Problem |
Give back the records below exactly, every one, with no pictures.

---------- Data extract

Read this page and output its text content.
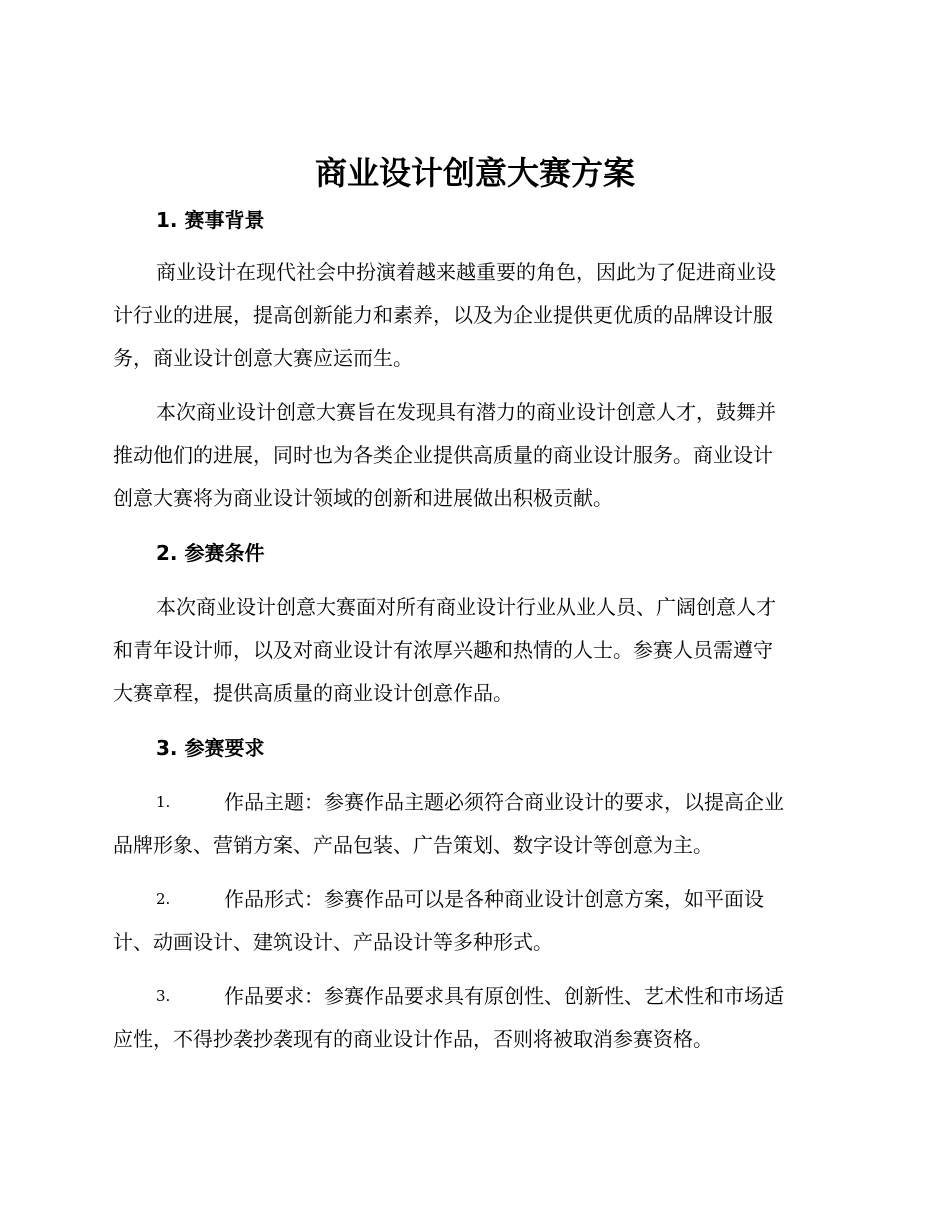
商业设计创意大赛方案
1. 赛事背景

商业设计在现代社会中扮演着越来越重要的角色，因此为了促进商业设
计行业的进展，提高创新能力和素养，以及为企业提供更优质的品牌设计服
务，商业设计创意大赛应运而生。

本次商业设计创意大赛旨在发现具有潜力的商业设计创意人才，鼓舞并
推动他们的进展，同时也为各类企业提供高质量的商业设计服务。商业设计
创意大赛将为商业设计领域的创新和进展做出积极贡献。

2. 参赛条件

本次商业设计创意大赛面对所有商业设计行业从业人员、广阔创意人才
和青年设计师，以及对商业设计有浓厚兴趣和热情的人士。参赛人员需遵守
大赛章程，提供高质量的商业设计创意作品。

3. 参赛要求
1.	作品主题：参赛作品主题必须符合商业设计的要求，以提高企业
品牌形象、营销方案、产品包装、广告策划、数字设计等创意为主。
2.	作品形式：参赛作品可以是各种商业设计创意方案，如平面设
计、动画设计、建筑设计、产品设计等多种形式。
3.	作品要求：参赛作品要求具有原创性、创新性、艺术性和市场适
应性，不得抄袭抄袭现有的商业设计作品，否则将被取消参赛资格。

--------------------

Worked solution |
Read this page and output its text content.
商业设计创意大赛方案
1. 赛事背景

商业设计在现代社会中扮演着越来越重要的角色，因此为了促进商业设
计行业的进展，提高创新能力和素养，以及为企业提供更优质的品牌设计服
务，商业设计创意大赛应运而生。

本次商业设计创意大赛旨在发现具有潜力的商业设计创意人才，鼓舞并
推动他们的进展，同时也为各类企业提供高质量的商业设计服务。商业设计
创意大赛将为商业设计领域的创新和进展做出积极贡献。

2. 参赛条件

本次商业设计创意大赛面对所有商业设计行业从业人员、广阔创意人才
和青年设计师，以及对商业设计有浓厚兴趣和热情的人士。参赛人员需遵守
大赛章程，提供高质量的商业设计创意作品。

3. 参赛要求
1.	作品主题：参赛作品主题必须符合商业设计的要求，以提高企业
品牌形象、营销方案、产品包装、广告策划、数字设计等创意为主。
2.	作品形式：参赛作品可以是各种商业设计创意方案，如平面设
计、动画设计、建筑设计、产品设计等多种形式。
3.	作品要求：参赛作品要求具有原创性、创新性、艺术性和市场适
应性，不得抄袭抄袭现有的商业设计作品，否则将被取消参赛资格。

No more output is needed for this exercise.